↓↓↓

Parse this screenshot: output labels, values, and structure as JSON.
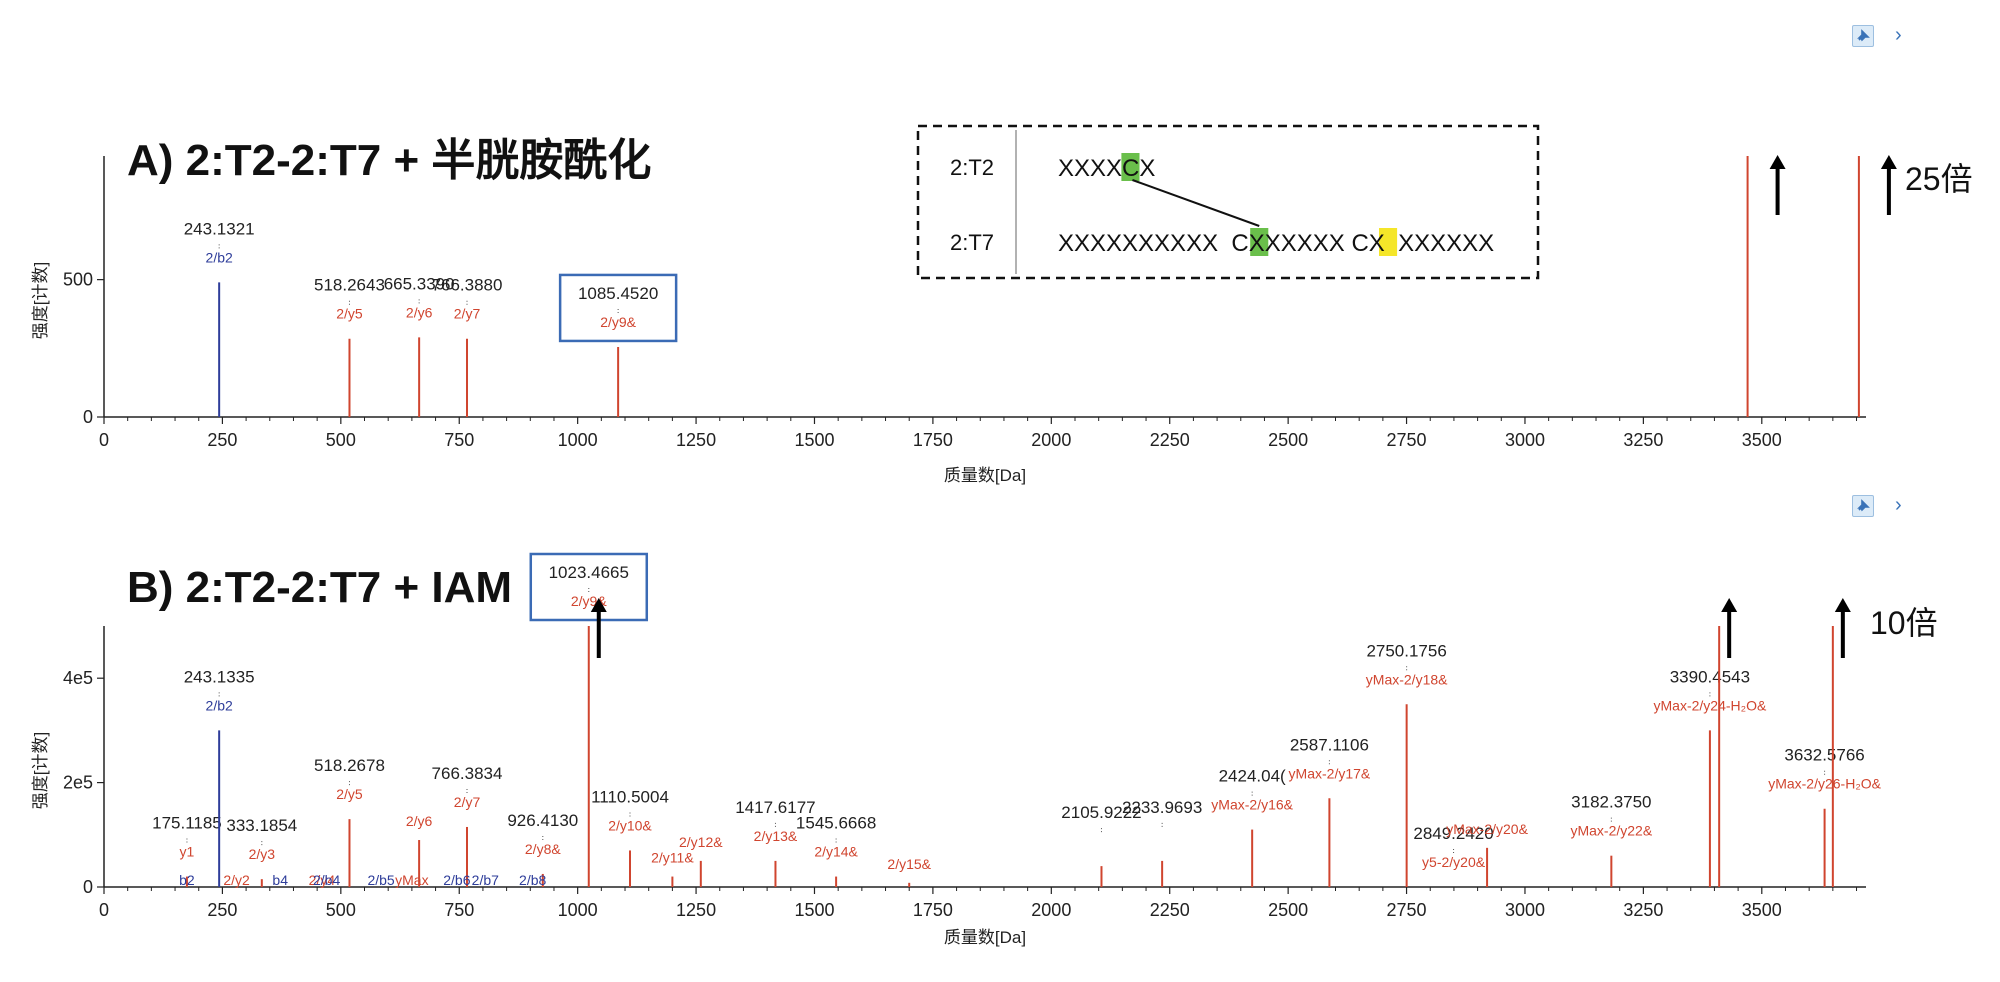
{
  "toolbar": {
    "pin_icon": "pin-icon",
    "expand_icon": "chevron-right-icon",
    "chevron_glyph": "›"
  },
  "chart_data": [
    {
      "type": "bar",
      "title": "A) 2:T2-2:T7 + 半胱胺酰化",
      "xlabel": "质量数[Da]",
      "ylabel": "强度[计数]",
      "xlim": [
        0,
        3720
      ],
      "ylim": [
        0,
        950
      ],
      "x_ticks": [
        0,
        250,
        500,
        750,
        1000,
        1250,
        1500,
        1750,
        2000,
        2250,
        2500,
        2750,
        3000,
        3250,
        3500
      ],
      "y_ticks": [
        0,
        500
      ],
      "y_tick_labels": [
        "0",
        "500"
      ],
      "grid": false,
      "peaks": [
        {
          "x": 243.1321,
          "y": 490,
          "mass": "243.1321",
          "ion": "2/b2",
          "color": "#2e3d9a"
        },
        {
          "x": 518.2643,
          "y": 285,
          "mass": "518.2643",
          "ion": "2/y5",
          "color": "#d0452f"
        },
        {
          "x": 665.339,
          "y": 290,
          "mass": "665.3390",
          "ion": "2/y6",
          "color": "#d0452f"
        },
        {
          "x": 766.388,
          "y": 285,
          "mass": "766.3880",
          "ion": "2/y7",
          "color": "#d0452f"
        },
        {
          "x": 1085.452,
          "y": 255,
          "mass": "1085.4520",
          "ion": "2/y9&",
          "color": "#d0452f",
          "boxed": true
        },
        {
          "x": 3470,
          "y": 950,
          "mass": "",
          "ion": "",
          "color": "#d0452f"
        },
        {
          "x": 3705,
          "y": 950,
          "mass": "",
          "ion": "",
          "color": "#d0452f"
        }
      ],
      "annotation": "25倍",
      "inset": {
        "rows": [
          {
            "name": "2:T2",
            "seq": "XXXXCX",
            "highlights": [
              {
                "index": 4,
                "color": "#6abf4b"
              }
            ]
          },
          {
            "name": "2:T7",
            "seq": "XXXXXXXXXX  CXXXXXX CX  XXXXXX",
            "highlights": [
              {
                "index": 12,
                "color": "#6abf4b"
              },
              {
                "index": 20,
                "color": "#f5e629"
              }
            ]
          }
        ]
      }
    },
    {
      "type": "bar",
      "title": "B) 2:T2-2:T7 + IAM",
      "xlabel": "质量数[Da]",
      "ylabel": "强度[计数]",
      "xlim": [
        0,
        3720
      ],
      "ylim": [
        0,
        500000
      ],
      "x_ticks": [
        0,
        250,
        500,
        750,
        1000,
        1250,
        1500,
        1750,
        2000,
        2250,
        2500,
        2750,
        3000,
        3250,
        3500
      ],
      "y_ticks": [
        0,
        200000,
        400000
      ],
      "y_tick_labels": [
        "0",
        "2e5",
        "4e5"
      ],
      "grid": false,
      "peaks": [
        {
          "x": 175.1185,
          "y": 20000,
          "mass": "175.1185",
          "ion": "y1",
          "color": "#d0452f"
        },
        {
          "x": 243.1335,
          "y": 300000,
          "mass": "243.1335",
          "ion": "2/b2",
          "color": "#2e3d9a"
        },
        {
          "x": 333.1854,
          "y": 15000,
          "mass": "333.1854",
          "ion": "2/y3",
          "color": "#d0452f"
        },
        {
          "x": 518.2678,
          "y": 130000,
          "mass": "518.2678",
          "ion": "2/y5",
          "color": "#d0452f"
        },
        {
          "x": 665.3,
          "y": 90000,
          "mass": "",
          "ion": "2/y6",
          "color": "#d0452f"
        },
        {
          "x": 766.3834,
          "y": 115000,
          "mass": "766.3834",
          "ion": "2/y7",
          "color": "#d0452f"
        },
        {
          "x": 926.413,
          "y": 25000,
          "mass": "926.4130",
          "ion": "2/y8&",
          "color": "#d0452f"
        },
        {
          "x": 1023.4665,
          "y": 500000,
          "mass": "1023.4665",
          "ion": "2/y9&",
          "color": "#d0452f",
          "boxed": true
        },
        {
          "x": 1110.5004,
          "y": 70000,
          "mass": "1110.5004",
          "ion": "2/y10&",
          "color": "#d0452f"
        },
        {
          "x": 1200,
          "y": 20000,
          "mass": "",
          "ion": "2/y11&",
          "color": "#d0452f"
        },
        {
          "x": 1260,
          "y": 50000,
          "mass": "",
          "ion": "2/y12&",
          "color": "#d0452f"
        },
        {
          "x": 1417.6177,
          "y": 50000,
          "mass": "1417.6177",
          "ion": "2/y13&",
          "color": "#d0452f"
        },
        {
          "x": 1545.6668,
          "y": 20000,
          "mass": "1545.6668",
          "ion": "2/y14&",
          "color": "#d0452f"
        },
        {
          "x": 1700,
          "y": 8000,
          "mass": "",
          "ion": "2/y15&",
          "color": "#d0452f"
        },
        {
          "x": 2105.9222,
          "y": 40000,
          "mass": "2105.9222",
          "ion": "",
          "color": "#d0452f"
        },
        {
          "x": 2233.9693,
          "y": 50000,
          "mass": "2233.9693",
          "ion": "",
          "color": "#d0452f"
        },
        {
          "x": 2424.04,
          "y": 110000,
          "mass": "2424.04(",
          "ion": "yMax-2/y16&",
          "color": "#d0452f"
        },
        {
          "x": 2587.1106,
          "y": 170000,
          "mass": "2587.1106",
          "ion": "yMax-2/y17&",
          "color": "#d0452f"
        },
        {
          "x": 2750.1756,
          "y": 350000,
          "mass": "2750.1756",
          "ion": "yMax-2/y18&",
          "color": "#d0452f"
        },
        {
          "x": 2849.242,
          "y": 0,
          "mass": "2849.2420",
          "ion": "y5-2/y20&",
          "color": "#d0452f"
        },
        {
          "x": 2920,
          "y": 75000,
          "mass": "",
          "ion": "yMax-2/y20&",
          "color": "#d0452f"
        },
        {
          "x": 3182.375,
          "y": 60000,
          "mass": "3182.3750",
          "ion": "yMax-2/y22&",
          "color": "#d0452f"
        },
        {
          "x": 3390.4543,
          "y": 300000,
          "mass": "3390.4543",
          "ion": "yMax-2/y24-H₂O&",
          "color": "#d0452f"
        },
        {
          "x": 3410,
          "y": 500000,
          "mass": "",
          "ion": "",
          "color": "#d0452f"
        },
        {
          "x": 3632.5766,
          "y": 150000,
          "mass": "3632.5766",
          "ion": "yMax-2/y26-H₂O&",
          "color": "#d0452f"
        },
        {
          "x": 3650,
          "y": 500000,
          "mass": "",
          "ion": "",
          "color": "#d0452f"
        }
      ],
      "minor_labels": [
        {
          "text": "b2",
          "x": 175,
          "color": "#2e3d9a"
        },
        {
          "text": "2/y2",
          "x": 280,
          "color": "#d0452f"
        },
        {
          "text": "b4",
          "x": 372,
          "color": "#2e3d9a"
        },
        {
          "text": "2/y4",
          "x": 460,
          "color": "#d0452f"
        },
        {
          "text": "2/b4",
          "x": 470,
          "color": "#2e3d9a"
        },
        {
          "text": "2/b5",
          "x": 585,
          "color": "#2e3d9a"
        },
        {
          "text": "yMax",
          "x": 650,
          "color": "#d0452f"
        },
        {
          "text": "2/b6",
          "x": 745,
          "color": "#2e3d9a"
        },
        {
          "text": "2/b7",
          "x": 805,
          "color": "#2e3d9a"
        },
        {
          "text": "2/b8",
          "x": 905,
          "color": "#2e3d9a"
        }
      ],
      "annotation": "10倍"
    }
  ]
}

↑↑↑

Request. Print all of the entries word for word. Omit the pictures they contain.

Answer to the exercise.
Parse this screenshot: output labels, values, and structure as JSON.
{
  "toolbar": {
    "pin_icon": "pin-icon",
    "expand_icon": "chevron-right-icon",
    "chevron_glyph": "›"
  },
  "chart_data": [
    {
      "type": "bar",
      "title": "A) 2:T2-2:T7 + 半胱胺酰化",
      "xlabel": "质量数[Da]",
      "ylabel": "强度[计数]",
      "xlim": [
        0,
        3720
      ],
      "ylim": [
        0,
        950
      ],
      "x_ticks": [
        0,
        250,
        500,
        750,
        1000,
        1250,
        1500,
        1750,
        2000,
        2250,
        2500,
        2750,
        3000,
        3250,
        3500
      ],
      "y_ticks": [
        0,
        500
      ],
      "y_tick_labels": [
        "0",
        "500"
      ],
      "grid": false,
      "peaks": [
        {
          "x": 243.1321,
          "y": 490,
          "mass": "243.1321",
          "ion": "2/b2",
          "color": "#2e3d9a"
        },
        {
          "x": 518.2643,
          "y": 285,
          "mass": "518.2643",
          "ion": "2/y5",
          "color": "#d0452f"
        },
        {
          "x": 665.339,
          "y": 290,
          "mass": "665.3390",
          "ion": "2/y6",
          "color": "#d0452f"
        },
        {
          "x": 766.388,
          "y": 285,
          "mass": "766.3880",
          "ion": "2/y7",
          "color": "#d0452f"
        },
        {
          "x": 1085.452,
          "y": 255,
          "mass": "1085.4520",
          "ion": "2/y9&",
          "color": "#d0452f",
          "boxed": true
        },
        {
          "x": 3470,
          "y": 950,
          "mass": "",
          "ion": "",
          "color": "#d0452f"
        },
        {
          "x": 3705,
          "y": 950,
          "mass": "",
          "ion": "",
          "color": "#d0452f"
        }
      ],
      "annotation": "25倍",
      "inset": {
        "rows": [
          {
            "name": "2:T2",
            "seq": "XXXXCX",
            "highlights": [
              {
                "index": 4,
                "color": "#6abf4b"
              }
            ]
          },
          {
            "name": "2:T7",
            "seq": "XXXXXXXXXX  CXXXXXX CX  XXXXXX",
            "highlights": [
              {
                "index": 12,
                "color": "#6abf4b"
              },
              {
                "index": 20,
                "color": "#f5e629"
              }
            ]
          }
        ]
      }
    },
    {
      "type": "bar",
      "title": "B) 2:T2-2:T7 + IAM",
      "xlabel": "质量数[Da]",
      "ylabel": "强度[计数]",
      "xlim": [
        0,
        3720
      ],
      "ylim": [
        0,
        500000
      ],
      "x_ticks": [
        0,
        250,
        500,
        750,
        1000,
        1250,
        1500,
        1750,
        2000,
        2250,
        2500,
        2750,
        3000,
        3250,
        3500
      ],
      "y_ticks": [
        0,
        200000,
        400000
      ],
      "y_tick_labels": [
        "0",
        "2e5",
        "4e5"
      ],
      "grid": false,
      "peaks": [
        {
          "x": 175.1185,
          "y": 20000,
          "mass": "175.1185",
          "ion": "y1",
          "color": "#d0452f"
        },
        {
          "x": 243.1335,
          "y": 300000,
          "mass": "243.1335",
          "ion": "2/b2",
          "color": "#2e3d9a"
        },
        {
          "x": 333.1854,
          "y": 15000,
          "mass": "333.1854",
          "ion": "2/y3",
          "color": "#d0452f"
        },
        {
          "x": 518.2678,
          "y": 130000,
          "mass": "518.2678",
          "ion": "2/y5",
          "color": "#d0452f"
        },
        {
          "x": 665.3,
          "y": 90000,
          "mass": "",
          "ion": "2/y6",
          "color": "#d0452f"
        },
        {
          "x": 766.3834,
          "y": 115000,
          "mass": "766.3834",
          "ion": "2/y7",
          "color": "#d0452f"
        },
        {
          "x": 926.413,
          "y": 25000,
          "mass": "926.4130",
          "ion": "2/y8&",
          "color": "#d0452f"
        },
        {
          "x": 1023.4665,
          "y": 500000,
          "mass": "1023.4665",
          "ion": "2/y9&",
          "color": "#d0452f",
          "boxed": true
        },
        {
          "x": 1110.5004,
          "y": 70000,
          "mass": "1110.5004",
          "ion": "2/y10&",
          "color": "#d0452f"
        },
        {
          "x": 1200,
          "y": 20000,
          "mass": "",
          "ion": "2/y11&",
          "color": "#d0452f"
        },
        {
          "x": 1260,
          "y": 50000,
          "mass": "",
          "ion": "2/y12&",
          "color": "#d0452f"
        },
        {
          "x": 1417.6177,
          "y": 50000,
          "mass": "1417.6177",
          "ion": "2/y13&",
          "color": "#d0452f"
        },
        {
          "x": 1545.6668,
          "y": 20000,
          "mass": "1545.6668",
          "ion": "2/y14&",
          "color": "#d0452f"
        },
        {
          "x": 1700,
          "y": 8000,
          "mass": "",
          "ion": "2/y15&",
          "color": "#d0452f"
        },
        {
          "x": 2105.9222,
          "y": 40000,
          "mass": "2105.9222",
          "ion": "",
          "color": "#d0452f"
        },
        {
          "x": 2233.9693,
          "y": 50000,
          "mass": "2233.9693",
          "ion": "",
          "color": "#d0452f"
        },
        {
          "x": 2424.04,
          "y": 110000,
          "mass": "2424.04(",
          "ion": "yMax-2/y16&",
          "color": "#d0452f"
        },
        {
          "x": 2587.1106,
          "y": 170000,
          "mass": "2587.1106",
          "ion": "yMax-2/y17&",
          "color": "#d0452f"
        },
        {
          "x": 2750.1756,
          "y": 350000,
          "mass": "2750.1756",
          "ion": "yMax-2/y18&",
          "color": "#d0452f"
        },
        {
          "x": 2849.242,
          "y": 0,
          "mass": "2849.2420",
          "ion": "y5-2/y20&",
          "color": "#d0452f"
        },
        {
          "x": 2920,
          "y": 75000,
          "mass": "",
          "ion": "yMax-2/y20&",
          "color": "#d0452f"
        },
        {
          "x": 3182.375,
          "y": 60000,
          "mass": "3182.3750",
          "ion": "yMax-2/y22&",
          "color": "#d0452f"
        },
        {
          "x": 3390.4543,
          "y": 300000,
          "mass": "3390.4543",
          "ion": "yMax-2/y24-H₂O&",
          "color": "#d0452f"
        },
        {
          "x": 3410,
          "y": 500000,
          "mass": "",
          "ion": "",
          "color": "#d0452f"
        },
        {
          "x": 3632.5766,
          "y": 150000,
          "mass": "3632.5766",
          "ion": "yMax-2/y26-H₂O&",
          "color": "#d0452f"
        },
        {
          "x": 3650,
          "y": 500000,
          "mass": "",
          "ion": "",
          "color": "#d0452f"
        }
      ],
      "minor_labels": [
        {
          "text": "b2",
          "x": 175,
          "color": "#2e3d9a"
        },
        {
          "text": "2/y2",
          "x": 280,
          "color": "#d0452f"
        },
        {
          "text": "b4",
          "x": 372,
          "color": "#2e3d9a"
        },
        {
          "text": "2/y4",
          "x": 460,
          "color": "#d0452f"
        },
        {
          "text": "2/b4",
          "x": 470,
          "color": "#2e3d9a"
        },
        {
          "text": "2/b5",
          "x": 585,
          "color": "#2e3d9a"
        },
        {
          "text": "yMax",
          "x": 650,
          "color": "#d0452f"
        },
        {
          "text": "2/b6",
          "x": 745,
          "color": "#2e3d9a"
        },
        {
          "text": "2/b7",
          "x": 805,
          "color": "#2e3d9a"
        },
        {
          "text": "2/b8",
          "x": 905,
          "color": "#2e3d9a"
        }
      ],
      "annotation": "10倍"
    }
  ]
}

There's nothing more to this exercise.